■ **Source records**
>> BEGIN
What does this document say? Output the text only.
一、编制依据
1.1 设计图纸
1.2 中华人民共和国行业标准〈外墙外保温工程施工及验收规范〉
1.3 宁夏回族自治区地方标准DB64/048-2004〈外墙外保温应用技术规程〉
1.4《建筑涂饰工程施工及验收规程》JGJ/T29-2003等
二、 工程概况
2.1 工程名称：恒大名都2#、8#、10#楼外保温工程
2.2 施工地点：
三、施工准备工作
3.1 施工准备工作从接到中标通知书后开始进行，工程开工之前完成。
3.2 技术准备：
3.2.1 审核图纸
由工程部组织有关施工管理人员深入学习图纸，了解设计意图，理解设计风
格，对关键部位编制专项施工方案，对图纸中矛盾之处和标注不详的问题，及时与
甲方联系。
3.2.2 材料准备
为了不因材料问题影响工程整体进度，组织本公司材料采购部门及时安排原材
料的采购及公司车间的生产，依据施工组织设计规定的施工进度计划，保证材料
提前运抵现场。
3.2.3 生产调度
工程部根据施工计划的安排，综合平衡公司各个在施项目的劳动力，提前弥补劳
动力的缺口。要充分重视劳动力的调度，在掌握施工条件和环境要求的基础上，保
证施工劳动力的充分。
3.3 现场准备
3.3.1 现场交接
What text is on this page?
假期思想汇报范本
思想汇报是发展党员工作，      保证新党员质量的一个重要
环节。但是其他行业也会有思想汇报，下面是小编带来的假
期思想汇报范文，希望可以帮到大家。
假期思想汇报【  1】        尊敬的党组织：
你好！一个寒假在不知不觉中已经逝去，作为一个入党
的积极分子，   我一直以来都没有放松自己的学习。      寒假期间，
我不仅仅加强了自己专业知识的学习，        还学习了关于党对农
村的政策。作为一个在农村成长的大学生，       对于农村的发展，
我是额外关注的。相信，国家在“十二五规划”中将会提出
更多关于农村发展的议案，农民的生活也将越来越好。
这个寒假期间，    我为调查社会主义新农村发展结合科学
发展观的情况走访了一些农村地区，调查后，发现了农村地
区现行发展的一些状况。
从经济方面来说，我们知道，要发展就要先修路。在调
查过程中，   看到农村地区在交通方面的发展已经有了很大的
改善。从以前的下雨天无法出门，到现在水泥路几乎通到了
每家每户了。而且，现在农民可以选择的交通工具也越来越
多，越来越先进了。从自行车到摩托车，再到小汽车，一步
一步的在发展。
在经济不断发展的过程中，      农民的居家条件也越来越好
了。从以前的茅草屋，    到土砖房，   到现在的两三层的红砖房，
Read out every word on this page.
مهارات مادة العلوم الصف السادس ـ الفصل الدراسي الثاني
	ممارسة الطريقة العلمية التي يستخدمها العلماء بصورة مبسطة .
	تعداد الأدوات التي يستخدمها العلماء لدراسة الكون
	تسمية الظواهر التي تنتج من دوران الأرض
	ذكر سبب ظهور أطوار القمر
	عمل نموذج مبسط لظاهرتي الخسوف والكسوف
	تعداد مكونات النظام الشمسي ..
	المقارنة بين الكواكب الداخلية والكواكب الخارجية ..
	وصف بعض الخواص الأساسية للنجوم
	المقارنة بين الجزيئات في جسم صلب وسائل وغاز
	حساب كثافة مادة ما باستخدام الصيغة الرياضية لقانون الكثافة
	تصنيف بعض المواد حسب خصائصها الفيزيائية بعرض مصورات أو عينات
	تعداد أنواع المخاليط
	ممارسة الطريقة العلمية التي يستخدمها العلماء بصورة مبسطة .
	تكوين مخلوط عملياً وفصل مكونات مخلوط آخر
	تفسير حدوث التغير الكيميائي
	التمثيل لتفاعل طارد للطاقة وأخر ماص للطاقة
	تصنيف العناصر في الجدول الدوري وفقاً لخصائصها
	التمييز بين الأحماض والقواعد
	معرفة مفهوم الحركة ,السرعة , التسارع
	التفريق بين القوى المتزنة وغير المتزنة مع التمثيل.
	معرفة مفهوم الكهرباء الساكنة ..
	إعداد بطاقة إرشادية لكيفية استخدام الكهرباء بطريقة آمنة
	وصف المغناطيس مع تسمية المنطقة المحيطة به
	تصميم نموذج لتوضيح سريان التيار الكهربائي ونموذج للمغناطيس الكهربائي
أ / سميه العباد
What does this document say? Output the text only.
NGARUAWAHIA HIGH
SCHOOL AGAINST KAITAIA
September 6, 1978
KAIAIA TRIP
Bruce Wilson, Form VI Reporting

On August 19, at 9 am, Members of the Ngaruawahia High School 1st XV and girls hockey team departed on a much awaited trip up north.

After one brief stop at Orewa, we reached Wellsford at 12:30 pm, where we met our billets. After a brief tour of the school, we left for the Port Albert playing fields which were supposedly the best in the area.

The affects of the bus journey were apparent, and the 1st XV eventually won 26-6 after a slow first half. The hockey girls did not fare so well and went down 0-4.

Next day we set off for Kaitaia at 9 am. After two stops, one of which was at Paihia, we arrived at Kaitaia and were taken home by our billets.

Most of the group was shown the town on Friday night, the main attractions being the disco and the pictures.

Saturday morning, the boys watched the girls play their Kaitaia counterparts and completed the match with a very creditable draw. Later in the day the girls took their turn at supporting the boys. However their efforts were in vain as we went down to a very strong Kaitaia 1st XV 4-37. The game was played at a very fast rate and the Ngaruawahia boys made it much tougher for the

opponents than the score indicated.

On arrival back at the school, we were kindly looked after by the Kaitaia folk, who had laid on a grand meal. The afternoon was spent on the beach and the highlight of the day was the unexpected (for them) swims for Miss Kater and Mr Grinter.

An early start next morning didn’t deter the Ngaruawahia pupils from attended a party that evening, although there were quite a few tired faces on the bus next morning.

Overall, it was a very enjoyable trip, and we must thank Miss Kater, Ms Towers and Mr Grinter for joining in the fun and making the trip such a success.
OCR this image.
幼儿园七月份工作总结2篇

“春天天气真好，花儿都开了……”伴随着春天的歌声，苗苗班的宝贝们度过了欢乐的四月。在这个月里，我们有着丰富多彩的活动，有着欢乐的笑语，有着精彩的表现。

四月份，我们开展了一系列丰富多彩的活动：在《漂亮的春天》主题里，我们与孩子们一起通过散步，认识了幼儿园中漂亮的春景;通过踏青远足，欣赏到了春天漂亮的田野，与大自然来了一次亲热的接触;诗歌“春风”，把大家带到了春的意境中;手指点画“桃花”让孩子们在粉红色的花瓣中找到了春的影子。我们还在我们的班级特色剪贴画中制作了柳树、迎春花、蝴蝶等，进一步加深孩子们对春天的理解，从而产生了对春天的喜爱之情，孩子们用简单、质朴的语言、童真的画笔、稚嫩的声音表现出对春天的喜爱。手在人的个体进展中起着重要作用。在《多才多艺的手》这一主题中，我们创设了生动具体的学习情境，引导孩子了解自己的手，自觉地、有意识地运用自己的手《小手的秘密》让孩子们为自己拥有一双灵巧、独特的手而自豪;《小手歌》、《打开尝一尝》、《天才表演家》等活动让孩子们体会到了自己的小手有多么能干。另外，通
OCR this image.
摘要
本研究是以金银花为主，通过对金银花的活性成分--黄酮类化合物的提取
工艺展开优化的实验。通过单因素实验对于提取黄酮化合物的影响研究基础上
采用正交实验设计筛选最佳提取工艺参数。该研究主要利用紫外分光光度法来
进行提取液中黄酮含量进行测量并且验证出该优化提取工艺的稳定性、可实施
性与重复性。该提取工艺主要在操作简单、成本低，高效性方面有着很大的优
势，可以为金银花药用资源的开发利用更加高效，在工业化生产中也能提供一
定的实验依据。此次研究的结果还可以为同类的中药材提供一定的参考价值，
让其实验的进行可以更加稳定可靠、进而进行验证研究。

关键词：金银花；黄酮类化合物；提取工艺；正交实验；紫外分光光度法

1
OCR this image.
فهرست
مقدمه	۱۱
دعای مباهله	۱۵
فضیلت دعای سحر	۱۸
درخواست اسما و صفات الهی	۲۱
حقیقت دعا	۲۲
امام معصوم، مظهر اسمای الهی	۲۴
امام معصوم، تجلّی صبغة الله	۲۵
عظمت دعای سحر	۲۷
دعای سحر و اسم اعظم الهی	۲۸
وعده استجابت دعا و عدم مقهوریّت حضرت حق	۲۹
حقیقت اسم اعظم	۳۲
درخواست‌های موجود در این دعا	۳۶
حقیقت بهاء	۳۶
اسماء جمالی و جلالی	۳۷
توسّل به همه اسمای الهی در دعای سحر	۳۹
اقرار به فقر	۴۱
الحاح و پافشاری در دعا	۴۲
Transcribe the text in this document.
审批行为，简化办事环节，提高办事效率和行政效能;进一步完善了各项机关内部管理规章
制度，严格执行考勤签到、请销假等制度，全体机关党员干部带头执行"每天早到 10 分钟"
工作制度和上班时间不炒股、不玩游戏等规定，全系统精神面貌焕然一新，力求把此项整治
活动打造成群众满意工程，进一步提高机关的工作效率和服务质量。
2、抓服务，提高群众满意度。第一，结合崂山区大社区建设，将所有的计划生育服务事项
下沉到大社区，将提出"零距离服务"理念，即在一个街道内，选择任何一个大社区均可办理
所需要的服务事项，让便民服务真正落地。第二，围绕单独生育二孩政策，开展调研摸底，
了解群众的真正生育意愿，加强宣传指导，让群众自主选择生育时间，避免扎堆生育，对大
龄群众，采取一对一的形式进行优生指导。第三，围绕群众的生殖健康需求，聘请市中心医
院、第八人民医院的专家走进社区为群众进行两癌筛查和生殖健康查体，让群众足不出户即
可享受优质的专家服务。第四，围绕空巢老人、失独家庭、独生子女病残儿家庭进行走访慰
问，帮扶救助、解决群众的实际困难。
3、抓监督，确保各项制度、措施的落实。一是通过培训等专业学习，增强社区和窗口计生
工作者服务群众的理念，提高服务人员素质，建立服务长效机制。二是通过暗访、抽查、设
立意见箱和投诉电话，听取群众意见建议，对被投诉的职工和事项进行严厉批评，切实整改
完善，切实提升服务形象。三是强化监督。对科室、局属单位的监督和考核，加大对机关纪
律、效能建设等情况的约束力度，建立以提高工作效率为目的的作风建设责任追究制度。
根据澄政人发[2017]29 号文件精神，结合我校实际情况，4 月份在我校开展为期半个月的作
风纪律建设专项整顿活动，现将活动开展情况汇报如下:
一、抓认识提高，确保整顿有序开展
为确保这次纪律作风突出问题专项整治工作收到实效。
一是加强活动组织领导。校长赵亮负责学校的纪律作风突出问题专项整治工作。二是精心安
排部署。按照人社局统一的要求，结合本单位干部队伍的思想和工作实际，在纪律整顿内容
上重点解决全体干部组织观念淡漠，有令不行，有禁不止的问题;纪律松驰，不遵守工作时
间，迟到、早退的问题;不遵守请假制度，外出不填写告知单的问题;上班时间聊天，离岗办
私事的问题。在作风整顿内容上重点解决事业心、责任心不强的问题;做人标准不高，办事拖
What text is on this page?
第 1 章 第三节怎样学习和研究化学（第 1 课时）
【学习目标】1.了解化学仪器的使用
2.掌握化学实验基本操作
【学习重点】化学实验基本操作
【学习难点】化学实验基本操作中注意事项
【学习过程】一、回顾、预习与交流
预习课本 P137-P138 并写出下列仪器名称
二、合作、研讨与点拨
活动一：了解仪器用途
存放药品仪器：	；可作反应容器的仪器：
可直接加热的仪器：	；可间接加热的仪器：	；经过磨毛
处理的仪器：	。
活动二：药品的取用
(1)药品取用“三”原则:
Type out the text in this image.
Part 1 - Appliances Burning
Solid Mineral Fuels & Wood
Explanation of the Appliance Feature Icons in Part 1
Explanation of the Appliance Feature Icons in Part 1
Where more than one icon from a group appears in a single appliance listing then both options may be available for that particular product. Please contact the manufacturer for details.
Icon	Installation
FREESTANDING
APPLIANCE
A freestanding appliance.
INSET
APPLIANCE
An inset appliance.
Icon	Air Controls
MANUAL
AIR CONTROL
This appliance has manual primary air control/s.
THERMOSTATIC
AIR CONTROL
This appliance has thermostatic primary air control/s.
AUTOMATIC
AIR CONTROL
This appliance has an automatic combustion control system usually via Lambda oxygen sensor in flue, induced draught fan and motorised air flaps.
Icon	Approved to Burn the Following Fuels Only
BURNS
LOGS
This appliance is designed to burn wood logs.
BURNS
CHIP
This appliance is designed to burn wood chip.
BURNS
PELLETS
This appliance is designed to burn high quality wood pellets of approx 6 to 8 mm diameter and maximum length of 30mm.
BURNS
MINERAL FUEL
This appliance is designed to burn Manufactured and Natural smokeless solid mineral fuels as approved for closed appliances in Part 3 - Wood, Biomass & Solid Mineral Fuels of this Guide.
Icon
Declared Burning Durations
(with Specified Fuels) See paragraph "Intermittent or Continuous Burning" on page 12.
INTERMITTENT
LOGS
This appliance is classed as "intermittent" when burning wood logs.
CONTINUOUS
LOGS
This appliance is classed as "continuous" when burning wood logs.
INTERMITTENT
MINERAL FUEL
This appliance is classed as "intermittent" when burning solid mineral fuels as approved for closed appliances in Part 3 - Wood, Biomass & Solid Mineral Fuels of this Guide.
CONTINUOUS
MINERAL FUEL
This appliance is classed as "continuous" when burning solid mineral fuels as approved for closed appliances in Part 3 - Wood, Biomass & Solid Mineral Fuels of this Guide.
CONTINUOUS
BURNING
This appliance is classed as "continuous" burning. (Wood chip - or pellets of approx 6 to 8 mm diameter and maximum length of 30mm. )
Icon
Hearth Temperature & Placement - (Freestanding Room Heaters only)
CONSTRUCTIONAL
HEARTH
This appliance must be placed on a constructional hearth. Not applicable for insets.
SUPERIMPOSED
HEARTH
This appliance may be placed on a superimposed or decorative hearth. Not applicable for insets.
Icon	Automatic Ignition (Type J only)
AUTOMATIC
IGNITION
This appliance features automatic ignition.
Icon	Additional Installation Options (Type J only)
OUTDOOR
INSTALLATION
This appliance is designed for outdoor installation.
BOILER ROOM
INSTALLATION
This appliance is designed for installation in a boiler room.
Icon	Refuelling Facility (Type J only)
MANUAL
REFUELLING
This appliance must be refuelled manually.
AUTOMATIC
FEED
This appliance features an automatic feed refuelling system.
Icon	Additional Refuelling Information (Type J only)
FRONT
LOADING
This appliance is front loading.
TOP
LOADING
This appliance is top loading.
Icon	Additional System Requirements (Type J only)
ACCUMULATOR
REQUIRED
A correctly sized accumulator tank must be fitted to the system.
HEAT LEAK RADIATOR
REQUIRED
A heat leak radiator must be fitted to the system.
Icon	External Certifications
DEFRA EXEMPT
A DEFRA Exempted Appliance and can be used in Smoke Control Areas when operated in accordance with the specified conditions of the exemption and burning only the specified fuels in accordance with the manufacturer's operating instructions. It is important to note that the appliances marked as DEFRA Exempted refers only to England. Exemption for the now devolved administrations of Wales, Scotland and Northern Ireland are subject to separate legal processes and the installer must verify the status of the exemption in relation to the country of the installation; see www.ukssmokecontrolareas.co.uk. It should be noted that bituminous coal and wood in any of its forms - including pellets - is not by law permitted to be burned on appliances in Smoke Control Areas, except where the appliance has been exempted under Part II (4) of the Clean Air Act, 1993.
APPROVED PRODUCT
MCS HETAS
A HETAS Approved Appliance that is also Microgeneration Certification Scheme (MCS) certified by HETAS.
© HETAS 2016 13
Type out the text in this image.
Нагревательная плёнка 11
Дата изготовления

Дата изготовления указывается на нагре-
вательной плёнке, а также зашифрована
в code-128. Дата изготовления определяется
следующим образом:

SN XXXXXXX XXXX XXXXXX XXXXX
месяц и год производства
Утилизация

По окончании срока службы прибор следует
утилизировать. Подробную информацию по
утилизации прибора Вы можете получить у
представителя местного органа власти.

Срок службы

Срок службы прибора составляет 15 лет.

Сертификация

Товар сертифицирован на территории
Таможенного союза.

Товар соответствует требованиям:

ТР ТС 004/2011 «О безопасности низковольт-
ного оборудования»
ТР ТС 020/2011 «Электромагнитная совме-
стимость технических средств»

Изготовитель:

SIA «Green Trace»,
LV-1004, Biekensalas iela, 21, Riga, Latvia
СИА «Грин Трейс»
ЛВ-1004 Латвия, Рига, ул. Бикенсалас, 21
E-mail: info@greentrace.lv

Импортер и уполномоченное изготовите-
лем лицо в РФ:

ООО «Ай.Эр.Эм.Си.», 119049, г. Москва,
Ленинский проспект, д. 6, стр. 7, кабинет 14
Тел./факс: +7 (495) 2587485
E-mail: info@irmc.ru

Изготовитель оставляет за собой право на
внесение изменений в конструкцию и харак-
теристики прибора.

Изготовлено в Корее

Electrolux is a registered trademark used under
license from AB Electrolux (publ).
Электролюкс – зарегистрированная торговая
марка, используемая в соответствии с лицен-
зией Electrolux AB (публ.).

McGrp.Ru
>> END
■ **Exercise goal**
Read the entries and select each line where the word "page" is found.

■ **The answer**
What text is on this page?
Read out every word on this page.
What text is on this page?
(with Specified Fuels) See paragraph "Intermittent or Continuous Burning" on page 12.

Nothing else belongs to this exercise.